Collected data entries:

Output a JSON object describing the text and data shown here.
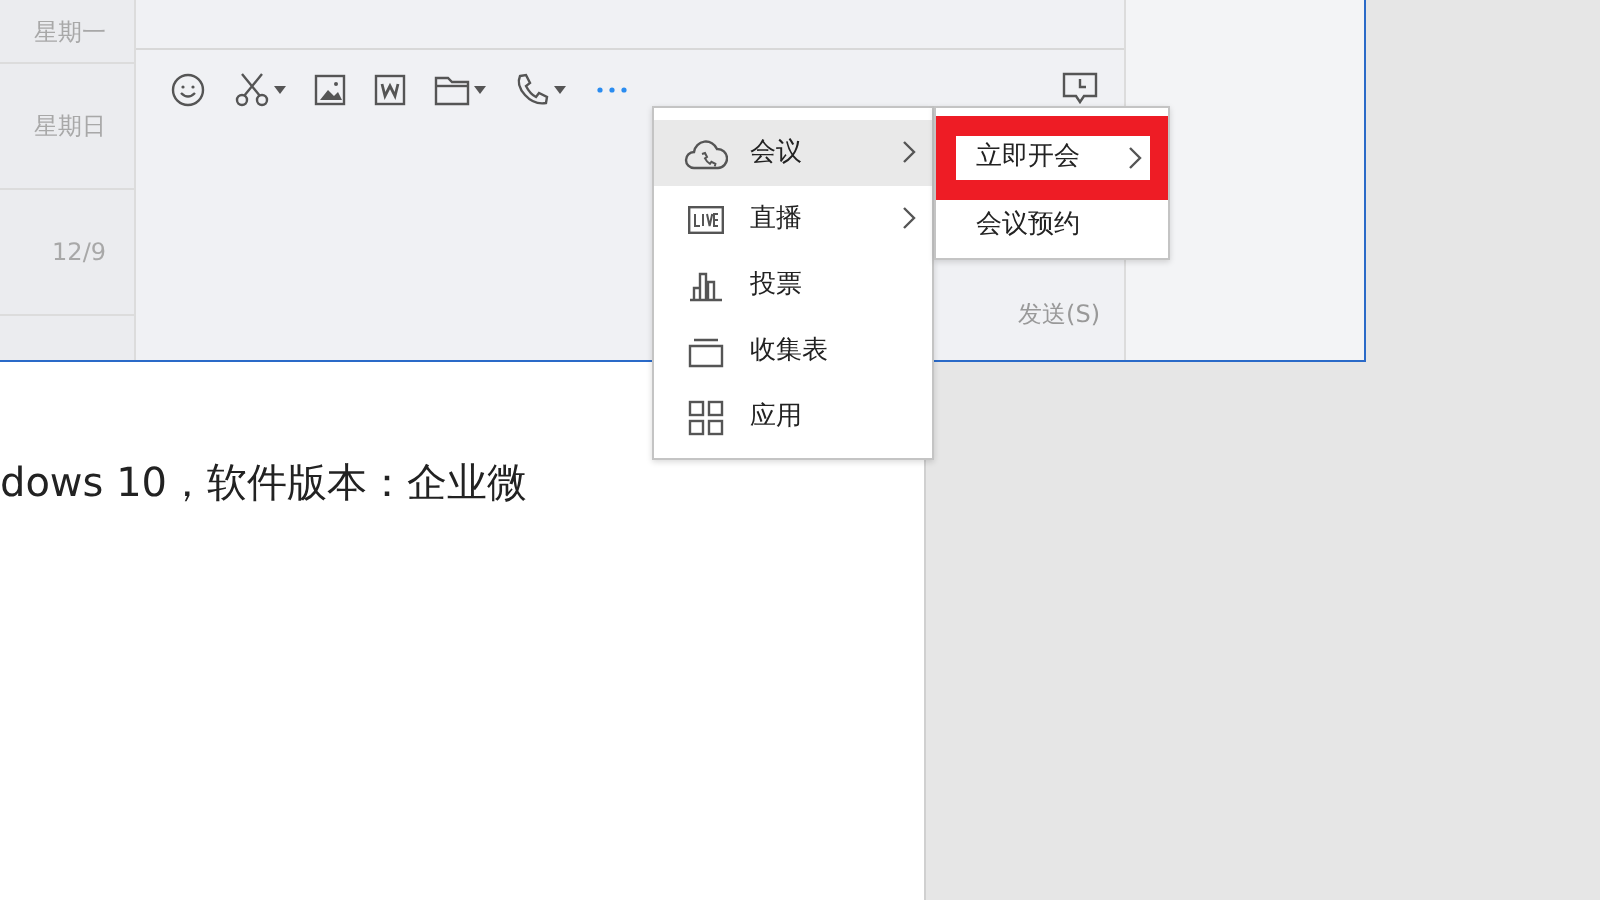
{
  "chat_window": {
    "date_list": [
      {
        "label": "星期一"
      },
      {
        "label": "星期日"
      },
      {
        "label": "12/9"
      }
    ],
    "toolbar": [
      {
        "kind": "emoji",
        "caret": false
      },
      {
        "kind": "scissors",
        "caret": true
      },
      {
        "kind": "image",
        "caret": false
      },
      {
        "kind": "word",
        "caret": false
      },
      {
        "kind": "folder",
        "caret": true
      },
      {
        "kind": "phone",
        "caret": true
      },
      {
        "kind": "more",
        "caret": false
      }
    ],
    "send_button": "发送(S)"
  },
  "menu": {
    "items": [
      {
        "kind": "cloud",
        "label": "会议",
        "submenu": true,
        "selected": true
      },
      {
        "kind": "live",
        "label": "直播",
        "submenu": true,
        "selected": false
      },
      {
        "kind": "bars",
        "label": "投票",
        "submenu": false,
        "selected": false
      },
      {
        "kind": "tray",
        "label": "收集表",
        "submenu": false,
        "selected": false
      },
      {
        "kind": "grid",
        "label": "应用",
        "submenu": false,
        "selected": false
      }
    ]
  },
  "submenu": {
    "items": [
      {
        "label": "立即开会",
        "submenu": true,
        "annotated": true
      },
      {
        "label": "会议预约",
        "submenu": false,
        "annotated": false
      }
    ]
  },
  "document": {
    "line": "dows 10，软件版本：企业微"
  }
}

Written exercise: Skip the pictures and print each record exactly as it stands.

Output:
Output a JSON object describing the text and data shown here.
{
  "chat_window": {
    "date_list": [
      {
        "label": "星期一"
      },
      {
        "label": "星期日"
      },
      {
        "label": "12/9"
      }
    ],
    "toolbar": [
      {
        "kind": "emoji",
        "caret": false
      },
      {
        "kind": "scissors",
        "caret": true
      },
      {
        "kind": "image",
        "caret": false
      },
      {
        "kind": "word",
        "caret": false
      },
      {
        "kind": "folder",
        "caret": true
      },
      {
        "kind": "phone",
        "caret": true
      },
      {
        "kind": "more",
        "caret": false
      }
    ],
    "send_button": "发送(S)"
  },
  "menu": {
    "items": [
      {
        "kind": "cloud",
        "label": "会议",
        "submenu": true,
        "selected": true
      },
      {
        "kind": "live",
        "label": "直播",
        "submenu": true,
        "selected": false
      },
      {
        "kind": "bars",
        "label": "投票",
        "submenu": false,
        "selected": false
      },
      {
        "kind": "tray",
        "label": "收集表",
        "submenu": false,
        "selected": false
      },
      {
        "kind": "grid",
        "label": "应用",
        "submenu": false,
        "selected": false
      }
    ]
  },
  "submenu": {
    "items": [
      {
        "label": "立即开会",
        "submenu": true,
        "annotated": true
      },
      {
        "label": "会议预约",
        "submenu": false,
        "annotated": false
      }
    ]
  },
  "document": {
    "line": "dows 10，软件版本：企业微"
  }
}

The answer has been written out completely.